* [Directions for this task]
Where a line in the listing contains the string "portier", copy that line out.

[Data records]
+ + + +

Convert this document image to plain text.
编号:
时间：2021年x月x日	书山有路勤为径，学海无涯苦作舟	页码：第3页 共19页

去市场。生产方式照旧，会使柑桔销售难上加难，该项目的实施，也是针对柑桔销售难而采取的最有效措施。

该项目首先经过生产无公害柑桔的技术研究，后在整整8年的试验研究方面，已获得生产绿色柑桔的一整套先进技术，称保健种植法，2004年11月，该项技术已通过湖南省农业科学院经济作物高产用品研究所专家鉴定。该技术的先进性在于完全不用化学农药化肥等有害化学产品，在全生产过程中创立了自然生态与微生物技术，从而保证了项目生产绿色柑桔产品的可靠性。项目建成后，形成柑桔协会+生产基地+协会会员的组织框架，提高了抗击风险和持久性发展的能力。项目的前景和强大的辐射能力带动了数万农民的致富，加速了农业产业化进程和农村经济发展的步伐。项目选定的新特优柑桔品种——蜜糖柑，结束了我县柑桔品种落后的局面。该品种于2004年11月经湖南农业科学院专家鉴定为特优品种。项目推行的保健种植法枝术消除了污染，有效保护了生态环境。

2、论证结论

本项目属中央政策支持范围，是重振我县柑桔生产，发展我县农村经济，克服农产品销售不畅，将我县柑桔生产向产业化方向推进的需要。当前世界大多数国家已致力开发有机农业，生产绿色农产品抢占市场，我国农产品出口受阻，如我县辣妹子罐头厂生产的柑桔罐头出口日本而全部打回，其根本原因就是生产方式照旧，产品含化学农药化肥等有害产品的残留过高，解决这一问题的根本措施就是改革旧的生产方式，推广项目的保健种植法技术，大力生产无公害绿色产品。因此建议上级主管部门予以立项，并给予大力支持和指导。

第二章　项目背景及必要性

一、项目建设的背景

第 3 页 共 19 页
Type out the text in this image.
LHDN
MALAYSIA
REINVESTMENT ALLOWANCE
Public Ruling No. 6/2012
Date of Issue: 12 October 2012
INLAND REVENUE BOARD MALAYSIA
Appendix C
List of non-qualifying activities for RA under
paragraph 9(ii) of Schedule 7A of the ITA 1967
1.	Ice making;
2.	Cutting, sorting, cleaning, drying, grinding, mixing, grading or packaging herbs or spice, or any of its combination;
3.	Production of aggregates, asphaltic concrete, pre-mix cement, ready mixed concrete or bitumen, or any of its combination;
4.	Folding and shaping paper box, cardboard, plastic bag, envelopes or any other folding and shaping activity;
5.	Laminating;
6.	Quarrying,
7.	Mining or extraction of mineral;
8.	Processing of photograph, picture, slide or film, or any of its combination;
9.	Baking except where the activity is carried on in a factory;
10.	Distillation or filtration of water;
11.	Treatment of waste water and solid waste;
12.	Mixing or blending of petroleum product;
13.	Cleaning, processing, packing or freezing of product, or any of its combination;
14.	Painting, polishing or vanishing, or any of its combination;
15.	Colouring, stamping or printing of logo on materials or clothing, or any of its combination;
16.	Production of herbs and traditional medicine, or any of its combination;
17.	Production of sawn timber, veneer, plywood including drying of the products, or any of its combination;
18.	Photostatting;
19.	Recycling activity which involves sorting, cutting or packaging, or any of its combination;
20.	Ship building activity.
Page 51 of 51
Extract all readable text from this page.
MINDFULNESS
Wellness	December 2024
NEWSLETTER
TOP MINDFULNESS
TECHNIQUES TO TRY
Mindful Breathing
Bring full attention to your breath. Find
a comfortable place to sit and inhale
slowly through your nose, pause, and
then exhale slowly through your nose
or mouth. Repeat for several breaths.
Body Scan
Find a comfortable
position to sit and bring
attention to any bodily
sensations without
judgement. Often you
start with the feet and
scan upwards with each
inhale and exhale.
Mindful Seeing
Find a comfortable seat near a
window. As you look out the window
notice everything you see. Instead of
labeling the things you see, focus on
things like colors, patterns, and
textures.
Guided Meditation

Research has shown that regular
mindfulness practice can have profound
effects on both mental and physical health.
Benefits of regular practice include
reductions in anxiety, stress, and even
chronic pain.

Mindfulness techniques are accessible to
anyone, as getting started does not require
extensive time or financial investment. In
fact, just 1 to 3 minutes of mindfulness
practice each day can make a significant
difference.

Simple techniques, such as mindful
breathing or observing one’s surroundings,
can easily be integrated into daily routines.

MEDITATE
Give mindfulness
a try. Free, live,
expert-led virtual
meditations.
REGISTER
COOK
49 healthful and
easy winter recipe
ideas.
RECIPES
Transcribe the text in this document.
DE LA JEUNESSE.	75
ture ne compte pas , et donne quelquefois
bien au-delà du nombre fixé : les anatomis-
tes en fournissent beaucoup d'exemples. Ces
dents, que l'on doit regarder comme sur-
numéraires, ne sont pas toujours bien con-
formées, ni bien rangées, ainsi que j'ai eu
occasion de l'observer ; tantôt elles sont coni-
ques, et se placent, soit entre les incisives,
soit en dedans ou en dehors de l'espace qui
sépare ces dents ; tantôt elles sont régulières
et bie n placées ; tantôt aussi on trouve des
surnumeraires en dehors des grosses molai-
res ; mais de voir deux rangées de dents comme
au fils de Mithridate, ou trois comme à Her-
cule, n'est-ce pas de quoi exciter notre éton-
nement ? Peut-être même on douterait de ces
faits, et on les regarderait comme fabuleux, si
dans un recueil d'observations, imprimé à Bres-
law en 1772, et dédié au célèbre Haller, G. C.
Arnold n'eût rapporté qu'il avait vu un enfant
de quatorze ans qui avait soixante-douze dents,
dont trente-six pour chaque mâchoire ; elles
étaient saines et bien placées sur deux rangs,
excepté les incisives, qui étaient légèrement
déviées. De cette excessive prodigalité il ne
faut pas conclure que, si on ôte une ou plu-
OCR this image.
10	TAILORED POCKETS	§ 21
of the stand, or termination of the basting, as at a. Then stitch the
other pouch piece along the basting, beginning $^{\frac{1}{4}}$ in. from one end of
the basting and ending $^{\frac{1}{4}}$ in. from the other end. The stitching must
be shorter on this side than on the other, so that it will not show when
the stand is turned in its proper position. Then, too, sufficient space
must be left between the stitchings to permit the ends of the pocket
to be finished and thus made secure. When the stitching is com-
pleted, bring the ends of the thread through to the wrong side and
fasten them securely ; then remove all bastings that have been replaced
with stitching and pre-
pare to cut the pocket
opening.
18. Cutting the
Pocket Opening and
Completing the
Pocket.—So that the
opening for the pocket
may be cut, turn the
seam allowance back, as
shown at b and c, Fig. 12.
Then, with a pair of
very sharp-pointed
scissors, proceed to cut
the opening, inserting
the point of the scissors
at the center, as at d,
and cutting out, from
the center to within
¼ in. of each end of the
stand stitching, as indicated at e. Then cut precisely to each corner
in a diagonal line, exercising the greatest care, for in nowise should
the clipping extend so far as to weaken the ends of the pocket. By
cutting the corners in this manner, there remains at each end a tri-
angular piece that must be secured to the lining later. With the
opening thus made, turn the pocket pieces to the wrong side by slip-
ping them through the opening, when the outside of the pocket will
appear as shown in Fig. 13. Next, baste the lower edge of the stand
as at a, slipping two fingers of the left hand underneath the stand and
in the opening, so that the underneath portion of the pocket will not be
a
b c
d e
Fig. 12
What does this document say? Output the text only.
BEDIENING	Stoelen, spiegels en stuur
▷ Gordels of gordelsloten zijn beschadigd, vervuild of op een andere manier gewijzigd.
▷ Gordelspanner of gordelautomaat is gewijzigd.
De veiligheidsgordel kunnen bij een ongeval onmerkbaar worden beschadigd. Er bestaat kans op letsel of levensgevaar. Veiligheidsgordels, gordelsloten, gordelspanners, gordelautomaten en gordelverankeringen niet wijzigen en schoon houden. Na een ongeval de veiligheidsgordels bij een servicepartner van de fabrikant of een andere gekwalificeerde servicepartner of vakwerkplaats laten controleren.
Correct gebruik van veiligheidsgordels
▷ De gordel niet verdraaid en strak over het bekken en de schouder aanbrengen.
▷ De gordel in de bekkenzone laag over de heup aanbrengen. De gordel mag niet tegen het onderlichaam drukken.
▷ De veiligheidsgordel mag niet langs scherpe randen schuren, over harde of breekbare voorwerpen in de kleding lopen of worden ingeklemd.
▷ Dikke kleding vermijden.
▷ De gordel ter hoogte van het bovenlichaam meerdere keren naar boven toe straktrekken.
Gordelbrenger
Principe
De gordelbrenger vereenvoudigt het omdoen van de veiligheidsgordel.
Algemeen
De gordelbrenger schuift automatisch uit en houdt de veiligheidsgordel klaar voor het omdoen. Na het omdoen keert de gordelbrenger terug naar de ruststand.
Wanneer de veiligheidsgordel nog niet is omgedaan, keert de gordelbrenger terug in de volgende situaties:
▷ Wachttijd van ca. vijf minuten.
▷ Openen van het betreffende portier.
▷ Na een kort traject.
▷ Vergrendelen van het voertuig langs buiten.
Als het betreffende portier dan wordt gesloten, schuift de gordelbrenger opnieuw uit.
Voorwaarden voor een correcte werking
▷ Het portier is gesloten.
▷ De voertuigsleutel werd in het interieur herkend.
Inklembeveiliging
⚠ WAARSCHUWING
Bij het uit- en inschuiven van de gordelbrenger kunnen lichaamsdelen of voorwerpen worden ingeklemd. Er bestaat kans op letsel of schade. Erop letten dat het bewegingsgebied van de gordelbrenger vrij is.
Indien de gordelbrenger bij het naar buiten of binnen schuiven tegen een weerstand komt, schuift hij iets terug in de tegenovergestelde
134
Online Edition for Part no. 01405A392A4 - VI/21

+ + + +

* [Output below]
▷ Openen van het betreffende portier.
Als het betreffende portier dan wordt gesloten, schuift de gordelbrenger opnieuw uit.
▷ Het portier is gesloten.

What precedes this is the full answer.